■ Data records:
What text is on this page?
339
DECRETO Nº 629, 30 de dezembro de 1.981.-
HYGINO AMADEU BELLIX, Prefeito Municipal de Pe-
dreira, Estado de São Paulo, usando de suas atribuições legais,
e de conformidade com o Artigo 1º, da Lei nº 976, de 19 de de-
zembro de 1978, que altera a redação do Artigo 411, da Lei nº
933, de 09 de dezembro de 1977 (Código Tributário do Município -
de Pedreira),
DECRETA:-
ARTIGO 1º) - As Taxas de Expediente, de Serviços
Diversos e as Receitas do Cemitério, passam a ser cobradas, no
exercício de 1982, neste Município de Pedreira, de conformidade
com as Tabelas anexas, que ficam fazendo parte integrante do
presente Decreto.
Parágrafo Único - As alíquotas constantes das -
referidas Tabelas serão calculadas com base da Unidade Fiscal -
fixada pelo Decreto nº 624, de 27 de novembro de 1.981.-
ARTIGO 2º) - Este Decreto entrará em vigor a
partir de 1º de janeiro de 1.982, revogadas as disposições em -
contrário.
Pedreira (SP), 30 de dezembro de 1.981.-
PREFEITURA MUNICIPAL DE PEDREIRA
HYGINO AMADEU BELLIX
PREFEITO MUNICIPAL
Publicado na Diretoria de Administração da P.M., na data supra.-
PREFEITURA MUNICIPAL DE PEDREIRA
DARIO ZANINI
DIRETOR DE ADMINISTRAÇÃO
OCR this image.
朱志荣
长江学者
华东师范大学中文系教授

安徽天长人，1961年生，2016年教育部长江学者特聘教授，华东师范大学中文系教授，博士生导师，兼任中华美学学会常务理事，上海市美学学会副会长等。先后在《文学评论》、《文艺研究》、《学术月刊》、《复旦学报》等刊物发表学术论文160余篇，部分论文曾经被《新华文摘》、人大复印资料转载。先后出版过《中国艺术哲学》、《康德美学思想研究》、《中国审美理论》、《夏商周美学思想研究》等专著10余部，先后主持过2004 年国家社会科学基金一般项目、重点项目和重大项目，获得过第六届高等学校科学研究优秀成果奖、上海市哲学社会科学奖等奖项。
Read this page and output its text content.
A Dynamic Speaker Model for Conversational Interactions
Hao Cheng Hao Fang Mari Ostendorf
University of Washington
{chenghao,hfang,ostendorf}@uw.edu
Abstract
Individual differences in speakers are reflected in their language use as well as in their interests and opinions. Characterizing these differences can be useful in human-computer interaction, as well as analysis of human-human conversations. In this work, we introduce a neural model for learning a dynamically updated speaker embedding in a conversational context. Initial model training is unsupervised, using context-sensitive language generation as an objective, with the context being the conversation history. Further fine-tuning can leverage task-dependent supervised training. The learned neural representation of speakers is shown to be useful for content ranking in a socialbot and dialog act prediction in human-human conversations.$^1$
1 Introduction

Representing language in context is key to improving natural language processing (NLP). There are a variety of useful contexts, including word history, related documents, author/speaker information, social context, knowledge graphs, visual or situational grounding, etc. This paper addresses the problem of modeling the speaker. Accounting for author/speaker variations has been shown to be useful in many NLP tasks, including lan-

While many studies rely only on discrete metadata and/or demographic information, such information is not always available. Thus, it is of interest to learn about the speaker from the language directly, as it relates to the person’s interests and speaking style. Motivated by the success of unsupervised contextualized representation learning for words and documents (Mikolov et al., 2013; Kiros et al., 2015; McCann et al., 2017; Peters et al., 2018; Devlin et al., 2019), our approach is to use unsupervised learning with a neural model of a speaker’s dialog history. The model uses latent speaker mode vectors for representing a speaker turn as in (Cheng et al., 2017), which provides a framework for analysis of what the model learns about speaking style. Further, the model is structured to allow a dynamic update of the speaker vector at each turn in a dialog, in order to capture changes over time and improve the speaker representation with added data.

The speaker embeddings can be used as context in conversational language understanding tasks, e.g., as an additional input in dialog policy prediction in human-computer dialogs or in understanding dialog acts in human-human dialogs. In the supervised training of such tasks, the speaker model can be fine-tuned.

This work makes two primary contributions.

■ Problem statement: Extract all of the data above and output it character for character.

■ Solution for this task:
What text is on this page?
339
DECRETO Nº 629, 30 de dezembro de 1.981.-
HYGINO AMADEU BELLIX, Prefeito Municipal de Pe-
dreira, Estado de São Paulo, usando de suas atribuições legais,
e de conformidade com o Artigo 1º, da Lei nº 976, de 19 de de-
zembro de 1978, que altera a redação do Artigo 411, da Lei nº
933, de 09 de dezembro de 1977 (Código Tributário do Município -
de Pedreira),
DECRETA:-
ARTIGO 1º) - As Taxas de Expediente, de Serviços
Diversos e as Receitas do Cemitério, passam a ser cobradas, no
exercício de 1982, neste Município de Pedreira, de conformidade
com as Tabelas anexas, que ficam fazendo parte integrante do
presente Decreto.
Parágrafo Único - As alíquotas constantes das -
referidas Tabelas serão calculadas com base da Unidade Fiscal -
fixada pelo Decreto nº 624, de 27 de novembro de 1.981.-
ARTIGO 2º) - Este Decreto entrará em vigor a
partir de 1º de janeiro de 1.982, revogadas as disposições em -
contrário.
Pedreira (SP), 30 de dezembro de 1.981.-
PREFEITURA MUNICIPAL DE PEDREIRA
HYGINO AMADEU BELLIX
PREFEITO MUNICIPAL
Publicado na Diretoria de Administração da P.M., na data supra.-
PREFEITURA MUNICIPAL DE PEDREIRA
DARIO ZANINI
DIRETOR DE ADMINISTRAÇÃO
OCR this image.
朱志荣
长江学者
华东师范大学中文系教授

安徽天长人，1961年生，2016年教育部长江学者特聘教授，华东师范大学中文系教授，博士生导师，兼任中华美学学会常务理事，上海市美学学会副会长等。先后在《文学评论》、《文艺研究》、《学术月刊》、《复旦学报》等刊物发表学术论文160余篇，部分论文曾经被《新华文摘》、人大复印资料转载。先后出版过《中国艺术哲学》、《康德美学思想研究》、《中国审美理论》、《夏商周美学思想研究》等专著10余部，先后主持过2004 年国家社会科学基金一般项目、重点项目和重大项目，获得过第六届高等学校科学研究优秀成果奖、上海市哲学社会科学奖等奖项。
Read this page and output its text content.
A Dynamic Speaker Model for Conversational Interactions
Hao Cheng Hao Fang Mari Ostendorf
University of Washington
{chenghao,hfang,ostendorf}@uw.edu
Abstract
Individual differences in speakers are reflected in their language use as well as in their interests and opinions. Characterizing these differences can be useful in human-computer interaction, as well as analysis of human-human conversations. In this work, we introduce a neural model for learning a dynamically updated speaker embedding in a conversational context. Initial model training is unsupervised, using context-sensitive language generation as an objective, with the context being the conversation history. Further fine-tuning can leverage task-dependent supervised training. The learned neural representation of speakers is shown to be useful for content ranking in a socialbot and dialog act prediction in human-human conversations.$^1$
1 Introduction

Representing language in context is key to improving natural language processing (NLP). There are a variety of useful contexts, including word history, related documents, author/speaker information, social context, knowledge graphs, visual or situational grounding, etc. This paper addresses the problem of modeling the speaker. Accounting for author/speaker variations has been shown to be useful in many NLP tasks, including lan-

While many studies rely only on discrete metadata and/or demographic information, such information is not always available. Thus, it is of interest to learn about the speaker from the language directly, as it relates to the person’s interests and speaking style. Motivated by the success of unsupervised contextualized representation learning for words and documents (Mikolov et al., 2013; Kiros et al., 2015; McCann et al., 2017; Peters et al., 2018; Devlin et al., 2019), our approach is to use unsupervised learning with a neural model of a speaker’s dialog history. The model uses latent speaker mode vectors for representing a speaker turn as in (Cheng et al., 2017), which provides a framework for analysis of what the model learns about speaking style. Further, the model is structured to allow a dynamic update of the speaker vector at each turn in a dialog, in order to capture changes over time and improve the speaker representation with added data.

The speaker embeddings can be used as context in conversational language understanding tasks, e.g., as an additional input in dialog policy prediction in human-computer dialogs or in understanding dialog acts in human-human dialogs. In the supervised training of such tasks, the speaker model can be fine-tuned.

This work makes two primary contributions.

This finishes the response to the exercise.